>> Start Records for this exercise
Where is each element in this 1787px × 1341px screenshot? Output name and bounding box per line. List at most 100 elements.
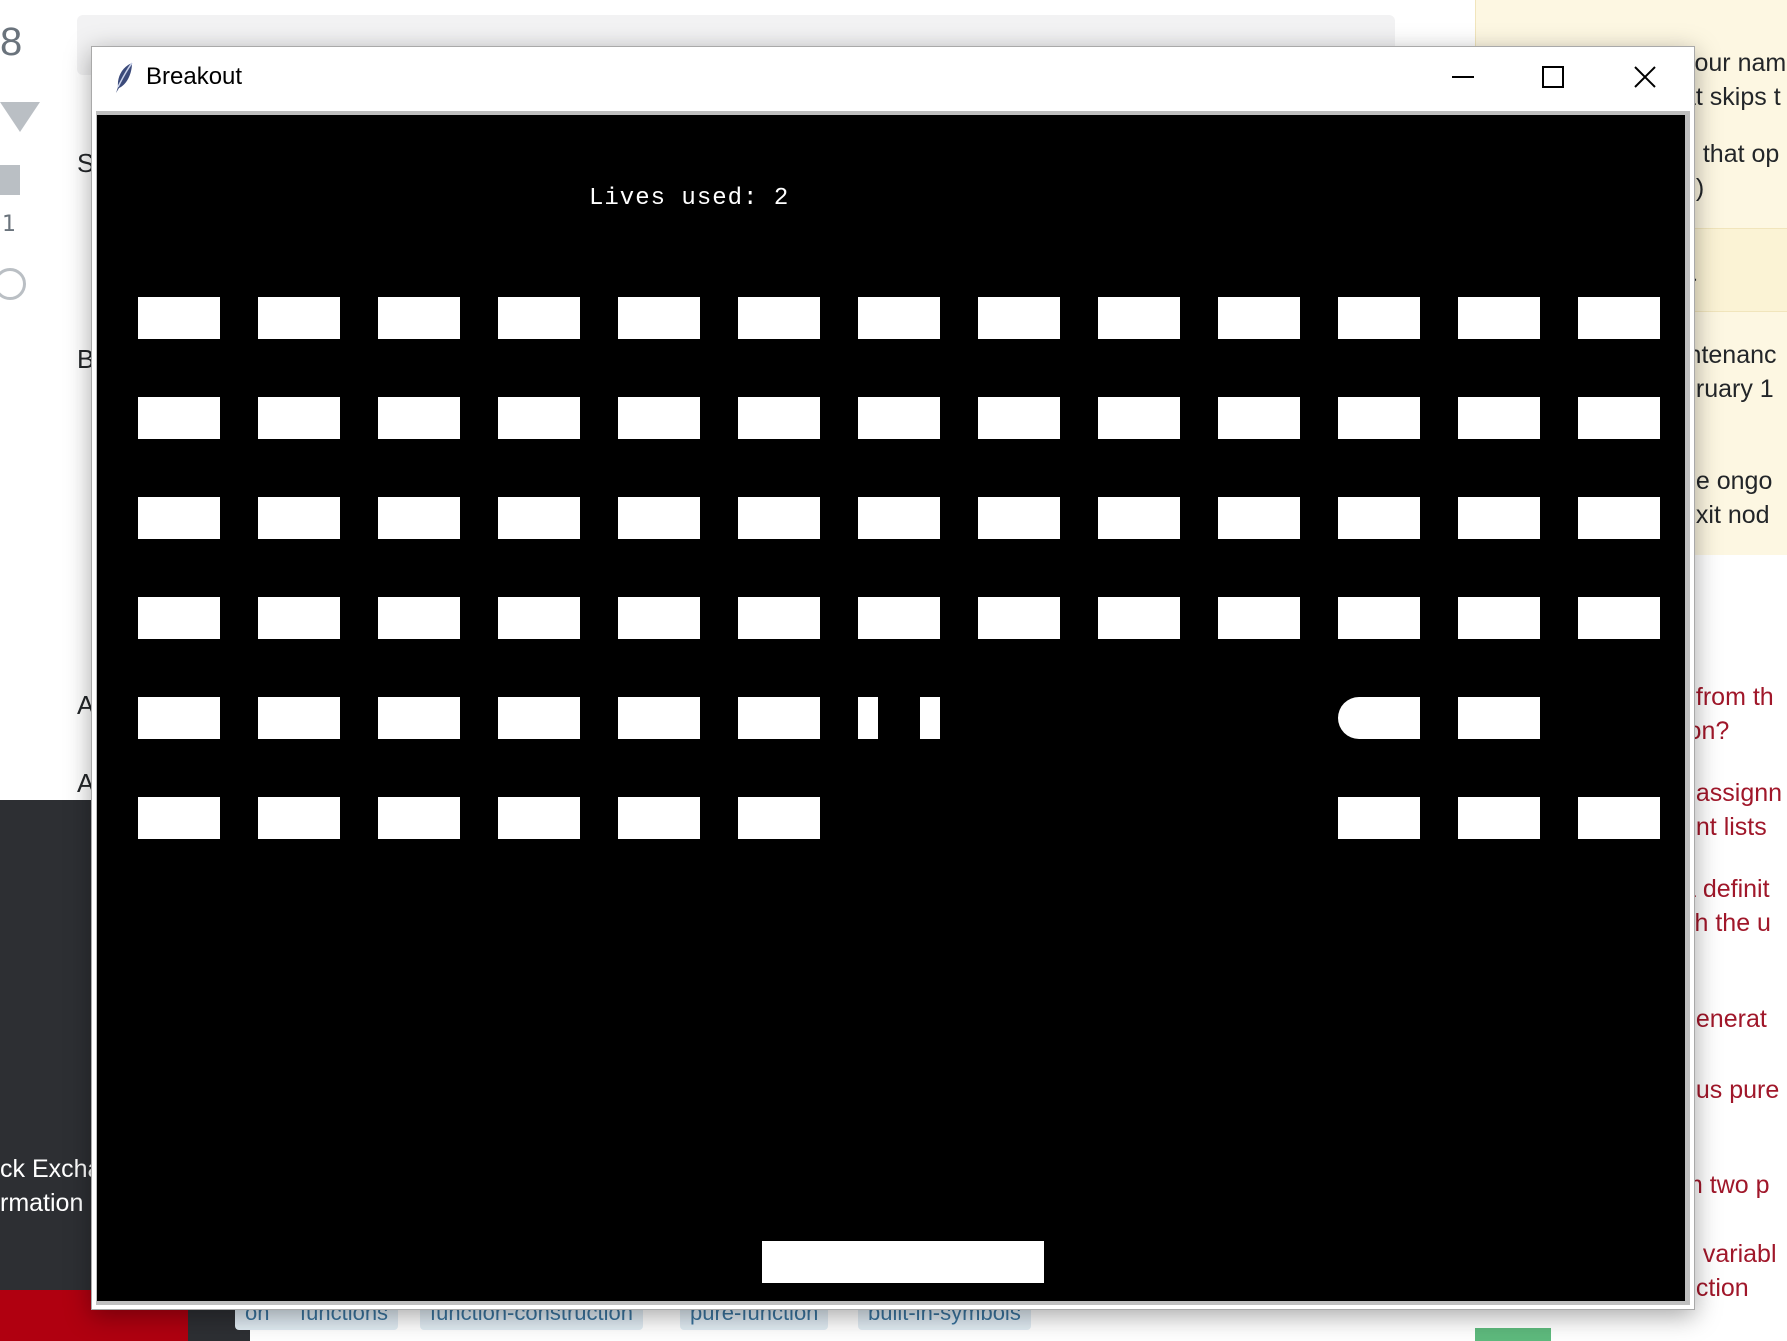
title-bar[interactable]: Breakout — [92, 47, 1694, 109]
bookmark-icon[interactable] — [0, 165, 20, 195]
sidebar-text: exit nod — [1682, 501, 1770, 529]
brick — [498, 797, 580, 839]
brick — [1458, 797, 1540, 839]
brick — [138, 697, 220, 739]
close-icon — [1634, 66, 1656, 88]
brick — [738, 597, 820, 639]
brick — [258, 797, 340, 839]
brick — [858, 397, 940, 439]
brick — [1338, 297, 1420, 339]
brick — [258, 397, 340, 439]
brick — [1338, 497, 1420, 539]
maximize-button[interactable] — [1508, 47, 1598, 107]
brick — [1578, 797, 1660, 839]
breakout-window: Breakout Lives used: 2 — [91, 46, 1695, 1310]
sidebar-text: at skips t — [1682, 83, 1781, 111]
brick — [378, 397, 460, 439]
sidebar-link[interactable]: t from th — [1682, 680, 1774, 714]
brick — [618, 497, 700, 539]
brick — [258, 497, 340, 539]
brick — [978, 597, 1060, 639]
feather-icon — [116, 62, 133, 93]
brick — [738, 497, 820, 539]
sidebar-text: intenanc — [1682, 341, 1777, 369]
brick — [738, 397, 820, 439]
sidebar-text: your nam — [1682, 49, 1787, 77]
sidebar-text: bruary 1 — [1682, 375, 1774, 403]
sidebar-link[interactable]: t assignn — [1682, 776, 1782, 810]
brick-fragment — [858, 697, 878, 739]
sidebar-green-button[interactable] — [1475, 1328, 1551, 1341]
brick — [1218, 497, 1300, 539]
brick — [1338, 397, 1420, 439]
sidebar-text: he ongo — [1682, 467, 1773, 495]
brick — [138, 797, 220, 839]
brick — [1218, 297, 1300, 339]
brick — [858, 597, 940, 639]
brick — [618, 697, 700, 739]
close-button[interactable] — [1600, 47, 1690, 107]
brick — [1098, 297, 1180, 339]
footer-text: ck Excha — [0, 1155, 102, 1183]
brick — [738, 697, 820, 739]
minimize-icon — [1452, 76, 1474, 78]
sidebar-link[interactable]: ith the u — [1682, 906, 1771, 940]
brick — [618, 797, 700, 839]
bookmark-count: 1 — [2, 212, 16, 237]
brick — [258, 297, 340, 339]
brick — [258, 697, 340, 739]
game-canvas[interactable]: Lives used: 2 — [97, 115, 1685, 1301]
minimize-button[interactable] — [1418, 47, 1508, 107]
brick — [138, 397, 220, 439]
window-title: Breakout — [146, 63, 243, 90]
brick — [378, 297, 460, 339]
brick — [378, 597, 460, 639]
brick — [1218, 397, 1300, 439]
sidebar-link[interactable]: a definit — [1682, 872, 1770, 906]
brick — [1578, 497, 1660, 539]
footer-text: rmation — [0, 1189, 84, 1217]
paddle[interactable] — [762, 1241, 1044, 1283]
brick — [858, 497, 940, 539]
brick-damaged — [1338, 697, 1420, 739]
sidebar-text: n that op — [1682, 140, 1780, 168]
brick — [738, 797, 820, 839]
brick — [978, 297, 1060, 339]
sidebar-link[interactable]: m two p — [1682, 1168, 1770, 1202]
brick — [378, 497, 460, 539]
brick — [618, 597, 700, 639]
brick — [1098, 397, 1180, 439]
brick — [1458, 597, 1540, 639]
vote-count: 8 — [0, 20, 23, 64]
brick — [978, 397, 1060, 439]
brick — [1098, 597, 1180, 639]
brick — [498, 397, 580, 439]
brick — [1578, 397, 1660, 439]
brick — [1578, 297, 1660, 339]
brick — [498, 497, 580, 539]
brick — [1458, 397, 1540, 439]
brick — [1458, 697, 1540, 739]
brick — [378, 697, 460, 739]
brick — [258, 597, 340, 639]
brick — [618, 397, 700, 439]
brick — [978, 497, 1060, 539]
brick — [858, 297, 940, 339]
brick — [498, 297, 580, 339]
brick — [138, 597, 220, 639]
lives-counter: Lives used: 2 — [589, 185, 790, 212]
brick — [1338, 597, 1420, 639]
brick — [1098, 497, 1180, 539]
brick — [738, 297, 820, 339]
sidebar-link[interactable]: 1 variabl — [1682, 1237, 1777, 1271]
brick-fragment — [920, 697, 940, 739]
sidebar-link[interactable]: ous pure — [1682, 1073, 1779, 1107]
brick — [498, 697, 580, 739]
downvote-icon[interactable] — [0, 102, 40, 132]
brick — [1578, 597, 1660, 639]
brick — [138, 497, 220, 539]
maximize-icon — [1542, 66, 1564, 88]
brick — [618, 297, 700, 339]
brick — [378, 797, 460, 839]
brick — [1218, 597, 1300, 639]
>> End Records for this exercise
▸ What the exercise asks: Could you render the material as a Markdown table with the columns Row and Entry, beginning at the line with "title-bar[interactable]: Breakout —" and continuing through the line with "brick — [258, 497, 340, 539]", one numbered row per line and no blank lines?

▸ Written reply:
| Row | Entry |
|---|---|
| 1 | title-bar[interactable]: Breakout — [92, 47, 1694, 109] |
| 2 | bookmark-icon[interactable] — [0, 165, 20, 195] |
| 3 | sidebar-text: exit nod — [1682, 501, 1770, 529] |
| 4 | brick — [498, 797, 580, 839] |
| 5 | brick — [1458, 797, 1540, 839] |
| 6 | brick — [138, 697, 220, 739] |
| 7 | close-icon — [1634, 66, 1656, 88] |
| 8 | brick — [738, 597, 820, 639] |
| 9 | brick — [258, 797, 340, 839] |
| 10 | brick — [858, 397, 940, 439] |
| 11 | brick — [1338, 297, 1420, 339] |
| 12 | brick — [258, 397, 340, 439] |
| 13 | brick — [1338, 497, 1420, 539] |
| 14 | maximize-button[interactable] — [1508, 47, 1598, 107] |
| 15 | brick — [1578, 797, 1660, 839] |
| 16 | breakout-window: Breakout Lives used: 2 — [91, 46, 1695, 1310] |
| 17 | sidebar-text: at skips t — [1682, 83, 1781, 111] |
| 18 | brick — [378, 397, 460, 439] |
| 19 | sidebar-link[interactable]: t from th — [1682, 680, 1774, 714] |
| 20 | brick — [618, 497, 700, 539] |
| 21 | brick — [258, 497, 340, 539] |